> SET EXERCISE
Determine how many lines of this material contain "Source". Give only the number.

[start]

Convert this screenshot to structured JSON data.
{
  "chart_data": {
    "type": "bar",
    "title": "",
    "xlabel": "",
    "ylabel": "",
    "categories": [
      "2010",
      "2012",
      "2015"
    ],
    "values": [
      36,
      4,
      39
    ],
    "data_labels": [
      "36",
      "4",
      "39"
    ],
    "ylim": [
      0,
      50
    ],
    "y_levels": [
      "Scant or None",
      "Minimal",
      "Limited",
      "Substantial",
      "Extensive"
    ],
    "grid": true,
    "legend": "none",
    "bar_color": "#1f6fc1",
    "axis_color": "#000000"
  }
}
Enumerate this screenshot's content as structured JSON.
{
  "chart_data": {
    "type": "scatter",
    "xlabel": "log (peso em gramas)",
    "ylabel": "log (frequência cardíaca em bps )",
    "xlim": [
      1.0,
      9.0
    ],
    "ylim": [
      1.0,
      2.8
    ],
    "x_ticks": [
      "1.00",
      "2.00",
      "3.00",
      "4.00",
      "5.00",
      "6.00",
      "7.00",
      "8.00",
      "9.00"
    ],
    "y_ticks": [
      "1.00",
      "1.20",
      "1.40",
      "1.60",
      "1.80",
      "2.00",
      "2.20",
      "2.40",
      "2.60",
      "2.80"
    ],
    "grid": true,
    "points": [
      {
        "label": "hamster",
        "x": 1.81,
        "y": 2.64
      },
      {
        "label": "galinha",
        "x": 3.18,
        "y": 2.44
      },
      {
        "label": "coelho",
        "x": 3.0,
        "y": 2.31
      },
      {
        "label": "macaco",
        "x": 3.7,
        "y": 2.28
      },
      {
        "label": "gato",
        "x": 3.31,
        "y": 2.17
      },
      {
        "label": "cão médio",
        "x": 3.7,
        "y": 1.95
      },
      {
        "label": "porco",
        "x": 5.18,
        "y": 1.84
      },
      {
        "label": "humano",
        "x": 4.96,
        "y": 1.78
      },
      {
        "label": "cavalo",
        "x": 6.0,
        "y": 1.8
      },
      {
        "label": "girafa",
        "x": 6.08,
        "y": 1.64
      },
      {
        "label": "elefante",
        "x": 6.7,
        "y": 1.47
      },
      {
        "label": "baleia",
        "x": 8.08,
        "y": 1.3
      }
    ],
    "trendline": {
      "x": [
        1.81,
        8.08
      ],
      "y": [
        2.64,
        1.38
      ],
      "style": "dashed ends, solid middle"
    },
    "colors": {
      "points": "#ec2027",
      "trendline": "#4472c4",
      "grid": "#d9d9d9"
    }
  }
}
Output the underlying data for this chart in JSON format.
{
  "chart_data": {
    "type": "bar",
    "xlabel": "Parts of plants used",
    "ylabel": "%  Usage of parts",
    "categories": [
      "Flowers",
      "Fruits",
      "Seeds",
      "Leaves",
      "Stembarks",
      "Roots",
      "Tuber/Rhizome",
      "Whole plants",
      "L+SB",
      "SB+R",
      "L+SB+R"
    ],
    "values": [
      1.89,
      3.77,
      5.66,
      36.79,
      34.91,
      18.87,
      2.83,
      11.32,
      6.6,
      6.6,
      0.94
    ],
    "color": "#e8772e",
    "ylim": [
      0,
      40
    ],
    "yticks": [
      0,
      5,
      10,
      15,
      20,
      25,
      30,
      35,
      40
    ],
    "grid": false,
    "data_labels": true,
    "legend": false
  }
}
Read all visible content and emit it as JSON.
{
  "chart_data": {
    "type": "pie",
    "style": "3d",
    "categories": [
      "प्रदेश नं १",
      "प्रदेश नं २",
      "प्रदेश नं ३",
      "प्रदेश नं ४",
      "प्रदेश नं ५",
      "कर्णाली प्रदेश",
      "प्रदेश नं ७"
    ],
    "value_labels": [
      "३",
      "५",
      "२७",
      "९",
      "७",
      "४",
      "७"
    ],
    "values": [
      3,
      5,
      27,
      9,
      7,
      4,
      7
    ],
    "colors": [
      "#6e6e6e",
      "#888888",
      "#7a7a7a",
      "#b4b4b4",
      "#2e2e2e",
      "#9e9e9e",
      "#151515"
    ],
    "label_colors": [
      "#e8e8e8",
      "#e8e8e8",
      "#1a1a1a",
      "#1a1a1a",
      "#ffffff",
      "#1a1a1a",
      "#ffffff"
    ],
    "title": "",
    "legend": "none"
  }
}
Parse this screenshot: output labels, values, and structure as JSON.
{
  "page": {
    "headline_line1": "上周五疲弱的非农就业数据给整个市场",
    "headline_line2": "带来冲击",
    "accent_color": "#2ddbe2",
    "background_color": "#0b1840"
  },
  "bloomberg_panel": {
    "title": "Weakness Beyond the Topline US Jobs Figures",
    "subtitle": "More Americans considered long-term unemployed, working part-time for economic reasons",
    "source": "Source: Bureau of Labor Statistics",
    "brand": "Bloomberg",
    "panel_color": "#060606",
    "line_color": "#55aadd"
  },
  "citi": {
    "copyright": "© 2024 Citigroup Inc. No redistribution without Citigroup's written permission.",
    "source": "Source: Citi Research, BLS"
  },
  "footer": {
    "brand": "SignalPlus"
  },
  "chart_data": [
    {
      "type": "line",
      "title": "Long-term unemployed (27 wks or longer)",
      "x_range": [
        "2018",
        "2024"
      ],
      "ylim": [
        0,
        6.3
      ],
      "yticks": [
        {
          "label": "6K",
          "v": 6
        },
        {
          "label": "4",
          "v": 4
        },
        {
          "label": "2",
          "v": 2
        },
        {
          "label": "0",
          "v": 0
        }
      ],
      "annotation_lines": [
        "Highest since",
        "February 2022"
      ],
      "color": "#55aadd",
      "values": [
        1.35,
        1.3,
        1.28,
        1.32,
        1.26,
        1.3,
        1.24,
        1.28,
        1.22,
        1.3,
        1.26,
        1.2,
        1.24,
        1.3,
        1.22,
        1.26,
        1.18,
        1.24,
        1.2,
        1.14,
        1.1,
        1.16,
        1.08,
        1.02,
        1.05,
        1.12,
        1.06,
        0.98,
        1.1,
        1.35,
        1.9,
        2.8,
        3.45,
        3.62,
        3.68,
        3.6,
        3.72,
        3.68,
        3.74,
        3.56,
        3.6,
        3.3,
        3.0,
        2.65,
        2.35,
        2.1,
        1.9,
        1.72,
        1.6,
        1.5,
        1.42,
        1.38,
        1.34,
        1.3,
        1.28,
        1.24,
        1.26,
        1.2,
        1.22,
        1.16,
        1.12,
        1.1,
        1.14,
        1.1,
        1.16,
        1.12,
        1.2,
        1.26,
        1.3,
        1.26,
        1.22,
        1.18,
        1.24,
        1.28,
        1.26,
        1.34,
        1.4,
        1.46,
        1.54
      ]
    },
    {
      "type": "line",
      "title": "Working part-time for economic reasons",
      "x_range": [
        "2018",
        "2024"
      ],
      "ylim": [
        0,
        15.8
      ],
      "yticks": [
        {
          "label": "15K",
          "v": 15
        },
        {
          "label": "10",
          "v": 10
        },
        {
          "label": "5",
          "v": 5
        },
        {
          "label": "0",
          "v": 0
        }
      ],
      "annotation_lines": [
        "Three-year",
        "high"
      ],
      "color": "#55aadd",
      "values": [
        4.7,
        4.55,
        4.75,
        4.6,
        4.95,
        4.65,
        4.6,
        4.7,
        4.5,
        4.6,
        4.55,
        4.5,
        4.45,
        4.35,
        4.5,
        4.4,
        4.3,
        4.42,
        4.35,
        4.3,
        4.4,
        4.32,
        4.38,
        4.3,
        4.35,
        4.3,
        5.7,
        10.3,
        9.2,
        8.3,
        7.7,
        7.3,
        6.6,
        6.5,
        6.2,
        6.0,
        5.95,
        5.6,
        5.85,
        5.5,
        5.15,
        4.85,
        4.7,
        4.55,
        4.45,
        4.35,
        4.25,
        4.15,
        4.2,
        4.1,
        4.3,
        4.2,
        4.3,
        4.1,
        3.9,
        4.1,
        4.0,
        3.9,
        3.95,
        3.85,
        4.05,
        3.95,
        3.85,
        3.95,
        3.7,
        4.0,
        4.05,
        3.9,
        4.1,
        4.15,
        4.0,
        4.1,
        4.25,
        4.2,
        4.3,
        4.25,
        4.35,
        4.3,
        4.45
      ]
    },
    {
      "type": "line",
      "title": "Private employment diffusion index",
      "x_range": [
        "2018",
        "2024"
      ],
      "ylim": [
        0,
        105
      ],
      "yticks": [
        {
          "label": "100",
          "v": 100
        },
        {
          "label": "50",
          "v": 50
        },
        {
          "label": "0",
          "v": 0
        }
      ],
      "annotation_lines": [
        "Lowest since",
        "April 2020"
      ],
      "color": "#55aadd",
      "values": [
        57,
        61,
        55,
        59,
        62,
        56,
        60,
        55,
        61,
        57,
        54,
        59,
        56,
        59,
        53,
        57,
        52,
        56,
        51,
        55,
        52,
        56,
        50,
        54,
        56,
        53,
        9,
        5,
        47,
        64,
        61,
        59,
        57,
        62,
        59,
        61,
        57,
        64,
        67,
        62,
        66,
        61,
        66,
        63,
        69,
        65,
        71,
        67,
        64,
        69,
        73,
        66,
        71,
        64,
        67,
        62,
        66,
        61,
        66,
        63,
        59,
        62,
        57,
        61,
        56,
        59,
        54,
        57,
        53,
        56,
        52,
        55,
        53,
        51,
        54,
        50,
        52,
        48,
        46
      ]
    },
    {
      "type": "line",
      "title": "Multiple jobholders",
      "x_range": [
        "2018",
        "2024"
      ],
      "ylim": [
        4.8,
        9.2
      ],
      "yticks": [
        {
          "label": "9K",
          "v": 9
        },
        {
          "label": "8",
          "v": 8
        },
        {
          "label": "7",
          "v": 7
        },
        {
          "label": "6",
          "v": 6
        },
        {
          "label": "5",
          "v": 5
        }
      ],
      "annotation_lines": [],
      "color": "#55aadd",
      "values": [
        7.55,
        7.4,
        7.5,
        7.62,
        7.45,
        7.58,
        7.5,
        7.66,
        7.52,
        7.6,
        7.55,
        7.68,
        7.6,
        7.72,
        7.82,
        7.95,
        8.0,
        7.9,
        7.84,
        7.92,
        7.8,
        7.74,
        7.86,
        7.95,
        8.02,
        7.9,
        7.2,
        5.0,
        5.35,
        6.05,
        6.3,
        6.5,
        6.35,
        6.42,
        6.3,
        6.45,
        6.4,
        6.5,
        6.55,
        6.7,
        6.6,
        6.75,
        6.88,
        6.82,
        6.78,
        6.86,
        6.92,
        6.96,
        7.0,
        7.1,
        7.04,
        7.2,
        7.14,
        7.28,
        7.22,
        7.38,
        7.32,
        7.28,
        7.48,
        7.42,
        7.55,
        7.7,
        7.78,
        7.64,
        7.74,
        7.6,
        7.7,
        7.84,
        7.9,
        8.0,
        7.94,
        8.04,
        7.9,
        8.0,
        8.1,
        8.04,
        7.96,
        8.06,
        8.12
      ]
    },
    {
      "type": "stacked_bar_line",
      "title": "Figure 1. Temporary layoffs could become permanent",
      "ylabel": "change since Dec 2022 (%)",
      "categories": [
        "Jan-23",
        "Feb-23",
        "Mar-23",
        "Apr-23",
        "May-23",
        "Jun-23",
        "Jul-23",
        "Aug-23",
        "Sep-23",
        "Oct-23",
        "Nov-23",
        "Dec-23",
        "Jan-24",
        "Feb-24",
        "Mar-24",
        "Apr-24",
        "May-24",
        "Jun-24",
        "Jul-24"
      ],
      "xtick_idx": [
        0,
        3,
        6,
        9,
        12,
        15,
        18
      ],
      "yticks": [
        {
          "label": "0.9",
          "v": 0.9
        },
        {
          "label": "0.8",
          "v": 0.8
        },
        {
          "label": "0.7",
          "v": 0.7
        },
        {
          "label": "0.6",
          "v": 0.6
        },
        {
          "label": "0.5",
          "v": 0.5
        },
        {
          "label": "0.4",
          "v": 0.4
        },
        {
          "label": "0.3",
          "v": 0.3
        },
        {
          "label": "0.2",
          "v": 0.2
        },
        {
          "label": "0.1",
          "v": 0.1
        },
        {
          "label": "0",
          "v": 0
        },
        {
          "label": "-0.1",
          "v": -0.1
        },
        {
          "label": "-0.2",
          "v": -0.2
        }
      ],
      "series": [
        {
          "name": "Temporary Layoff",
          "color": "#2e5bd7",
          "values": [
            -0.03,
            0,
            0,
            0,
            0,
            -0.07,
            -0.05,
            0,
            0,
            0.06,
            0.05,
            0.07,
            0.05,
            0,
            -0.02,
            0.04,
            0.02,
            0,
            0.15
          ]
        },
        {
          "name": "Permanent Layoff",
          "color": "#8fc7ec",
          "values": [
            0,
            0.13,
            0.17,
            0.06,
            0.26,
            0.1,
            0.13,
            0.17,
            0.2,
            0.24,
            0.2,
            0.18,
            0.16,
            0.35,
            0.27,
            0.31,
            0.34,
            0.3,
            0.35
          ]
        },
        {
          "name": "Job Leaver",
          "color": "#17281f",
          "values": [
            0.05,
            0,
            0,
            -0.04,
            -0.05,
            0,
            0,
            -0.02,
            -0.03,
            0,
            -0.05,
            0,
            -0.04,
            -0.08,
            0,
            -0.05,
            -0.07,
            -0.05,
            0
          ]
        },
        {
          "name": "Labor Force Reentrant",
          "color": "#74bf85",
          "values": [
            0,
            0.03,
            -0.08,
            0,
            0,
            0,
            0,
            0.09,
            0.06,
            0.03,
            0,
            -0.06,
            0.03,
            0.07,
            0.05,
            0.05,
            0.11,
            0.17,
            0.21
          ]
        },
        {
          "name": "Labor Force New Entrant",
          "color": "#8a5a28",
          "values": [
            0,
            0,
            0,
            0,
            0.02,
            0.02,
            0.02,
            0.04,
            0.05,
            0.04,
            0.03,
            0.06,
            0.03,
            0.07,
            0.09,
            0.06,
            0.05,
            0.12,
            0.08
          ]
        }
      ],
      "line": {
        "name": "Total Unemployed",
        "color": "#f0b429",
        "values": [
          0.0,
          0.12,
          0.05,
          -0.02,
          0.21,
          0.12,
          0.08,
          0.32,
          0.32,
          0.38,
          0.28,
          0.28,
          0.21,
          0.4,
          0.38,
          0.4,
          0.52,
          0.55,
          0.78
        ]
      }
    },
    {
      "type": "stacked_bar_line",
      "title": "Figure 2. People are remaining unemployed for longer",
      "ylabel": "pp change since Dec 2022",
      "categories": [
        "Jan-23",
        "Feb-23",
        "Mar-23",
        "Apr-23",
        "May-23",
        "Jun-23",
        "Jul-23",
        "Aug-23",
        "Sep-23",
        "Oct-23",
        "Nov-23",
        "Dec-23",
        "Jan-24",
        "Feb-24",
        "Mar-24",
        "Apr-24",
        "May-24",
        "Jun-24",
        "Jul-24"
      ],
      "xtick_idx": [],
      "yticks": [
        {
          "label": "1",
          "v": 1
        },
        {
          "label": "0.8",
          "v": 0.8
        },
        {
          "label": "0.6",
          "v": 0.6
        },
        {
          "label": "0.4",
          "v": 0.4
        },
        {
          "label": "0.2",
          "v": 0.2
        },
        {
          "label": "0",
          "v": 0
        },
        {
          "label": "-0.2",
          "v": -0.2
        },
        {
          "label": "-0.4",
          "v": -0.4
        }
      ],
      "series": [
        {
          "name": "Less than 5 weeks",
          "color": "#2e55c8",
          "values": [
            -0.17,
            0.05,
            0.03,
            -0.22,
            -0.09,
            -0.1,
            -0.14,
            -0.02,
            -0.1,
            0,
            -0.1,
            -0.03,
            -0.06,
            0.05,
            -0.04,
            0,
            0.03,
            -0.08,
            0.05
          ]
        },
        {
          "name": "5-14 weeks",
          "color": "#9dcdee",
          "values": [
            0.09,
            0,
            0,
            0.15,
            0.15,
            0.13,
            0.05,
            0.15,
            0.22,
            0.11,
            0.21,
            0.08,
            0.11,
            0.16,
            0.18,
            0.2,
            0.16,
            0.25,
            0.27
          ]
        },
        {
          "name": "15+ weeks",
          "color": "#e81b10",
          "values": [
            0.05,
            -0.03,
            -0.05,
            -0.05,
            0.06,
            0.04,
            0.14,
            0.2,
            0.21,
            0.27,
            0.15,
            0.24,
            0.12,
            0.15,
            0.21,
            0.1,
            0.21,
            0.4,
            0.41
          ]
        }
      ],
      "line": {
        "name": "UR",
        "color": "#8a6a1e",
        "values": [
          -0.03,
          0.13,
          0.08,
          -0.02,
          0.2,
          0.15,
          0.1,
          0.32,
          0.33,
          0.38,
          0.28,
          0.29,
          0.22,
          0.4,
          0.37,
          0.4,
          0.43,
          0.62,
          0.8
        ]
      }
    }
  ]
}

[end]

> WRITTEN SOLUTION
2